[Data excerpts]

——————————

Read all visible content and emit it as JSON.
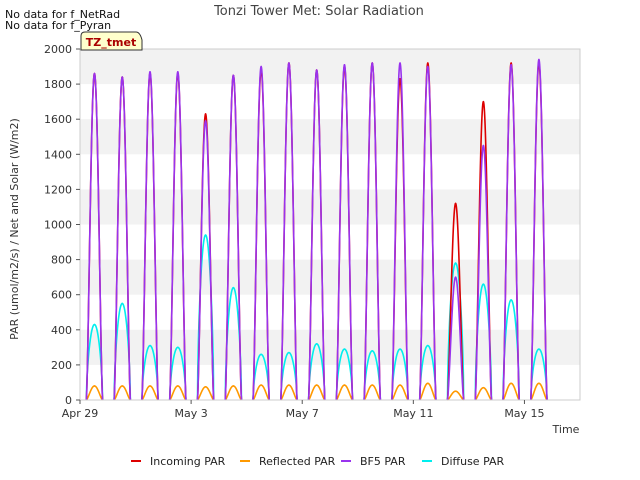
{
  "notes": [
    "No data for f_NetRad",
    "No data for f_Pyran"
  ],
  "chart_data": {
    "type": "line",
    "title": "Tonzi Tower Met: Solar Radiation",
    "xlabel": "Time",
    "ylabel": "PAR (umol/m2/s) / Net and Solar (W/m2)",
    "ylim": [
      0,
      2000
    ],
    "yticks": [
      0,
      200,
      400,
      600,
      800,
      1000,
      1200,
      1400,
      1600,
      1800,
      2000
    ],
    "xlim": [
      "2024-04-29",
      "2024-05-17"
    ],
    "xticks": [
      {
        "date": "2024-04-29",
        "label": "Apr 29"
      },
      {
        "date": "2024-05-03",
        "label": "May 3"
      },
      {
        "date": "2024-05-07",
        "label": "May 7"
      },
      {
        "date": "2024-05-11",
        "label": "May 11"
      },
      {
        "date": "2024-05-15",
        "label": "May 15"
      }
    ],
    "grid": "horizontal bands",
    "legend_position": "bottom",
    "site_tag": "TZ_tmet",
    "x": [
      "2024-04-29",
      "2024-04-30",
      "2024-05-01",
      "2024-05-02",
      "2024-05-03",
      "2024-05-04",
      "2024-05-05",
      "2024-05-06",
      "2024-05-07",
      "2024-05-08",
      "2024-05-09",
      "2024-05-10",
      "2024-05-11",
      "2024-05-12",
      "2024-05-13",
      "2024-05-14",
      "2024-05-15",
      "2024-05-16"
    ],
    "x_note": "daily midday peak values",
    "series": [
      {
        "name": "Incoming PAR",
        "color": "#dd0000",
        "values": [
          1860,
          1840,
          1860,
          1860,
          1630,
          1850,
          1880,
          1920,
          1880,
          1900,
          1920,
          1830,
          1920,
          1120,
          1700,
          1920,
          1920,
          0
        ]
      },
      {
        "name": "Reflected PAR",
        "color": "#ff9900",
        "values": [
          80,
          80,
          80,
          80,
          75,
          80,
          85,
          85,
          85,
          85,
          85,
          85,
          95,
          50,
          70,
          95,
          95,
          0
        ]
      },
      {
        "name": "BF5 PAR",
        "color": "#9933ee",
        "values": [
          1860,
          1840,
          1870,
          1870,
          1590,
          1850,
          1900,
          1920,
          1880,
          1910,
          1920,
          1920,
          1900,
          700,
          1450,
          1910,
          1940,
          0
        ]
      },
      {
        "name": "Diffuse PAR",
        "color": "#00eeee",
        "values": [
          430,
          550,
          310,
          300,
          940,
          640,
          260,
          270,
          320,
          290,
          280,
          290,
          310,
          780,
          660,
          570,
          290,
          0
        ]
      }
    ]
  }
}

——————————

Your copy should match the entries exactly, minus the pictures.

Response for this exercise:
Read all visible content and emit it as JSON.
{
  "notes": [
    "No data for f_NetRad",
    "No data for f_Pyran"
  ],
  "chart_data": {
    "type": "line",
    "title": "Tonzi Tower Met: Solar Radiation",
    "xlabel": "Time",
    "ylabel": "PAR (umol/m2/s) / Net and Solar (W/m2)",
    "ylim": [
      0,
      2000
    ],
    "yticks": [
      0,
      200,
      400,
      600,
      800,
      1000,
      1200,
      1400,
      1600,
      1800,
      2000
    ],
    "xlim": [
      "2024-04-29",
      "2024-05-17"
    ],
    "xticks": [
      {
        "date": "2024-04-29",
        "label": "Apr 29"
      },
      {
        "date": "2024-05-03",
        "label": "May 3"
      },
      {
        "date": "2024-05-07",
        "label": "May 7"
      },
      {
        "date": "2024-05-11",
        "label": "May 11"
      },
      {
        "date": "2024-05-15",
        "label": "May 15"
      }
    ],
    "grid": "horizontal bands",
    "legend_position": "bottom",
    "site_tag": "TZ_tmet",
    "x": [
      "2024-04-29",
      "2024-04-30",
      "2024-05-01",
      "2024-05-02",
      "2024-05-03",
      "2024-05-04",
      "2024-05-05",
      "2024-05-06",
      "2024-05-07",
      "2024-05-08",
      "2024-05-09",
      "2024-05-10",
      "2024-05-11",
      "2024-05-12",
      "2024-05-13",
      "2024-05-14",
      "2024-05-15",
      "2024-05-16"
    ],
    "x_note": "daily midday peak values",
    "series": [
      {
        "name": "Incoming PAR",
        "color": "#dd0000",
        "values": [
          1860,
          1840,
          1860,
          1860,
          1630,
          1850,
          1880,
          1920,
          1880,
          1900,
          1920,
          1830,
          1920,
          1120,
          1700,
          1920,
          1920,
          0
        ]
      },
      {
        "name": "Reflected PAR",
        "color": "#ff9900",
        "values": [
          80,
          80,
          80,
          80,
          75,
          80,
          85,
          85,
          85,
          85,
          85,
          85,
          95,
          50,
          70,
          95,
          95,
          0
        ]
      },
      {
        "name": "BF5 PAR",
        "color": "#9933ee",
        "values": [
          1860,
          1840,
          1870,
          1870,
          1590,
          1850,
          1900,
          1920,
          1880,
          1910,
          1920,
          1920,
          1900,
          700,
          1450,
          1910,
          1940,
          0
        ]
      },
      {
        "name": "Diffuse PAR",
        "color": "#00eeee",
        "values": [
          430,
          550,
          310,
          300,
          940,
          640,
          260,
          270,
          320,
          290,
          280,
          290,
          310,
          780,
          660,
          570,
          290,
          0
        ]
      }
    ]
  }
}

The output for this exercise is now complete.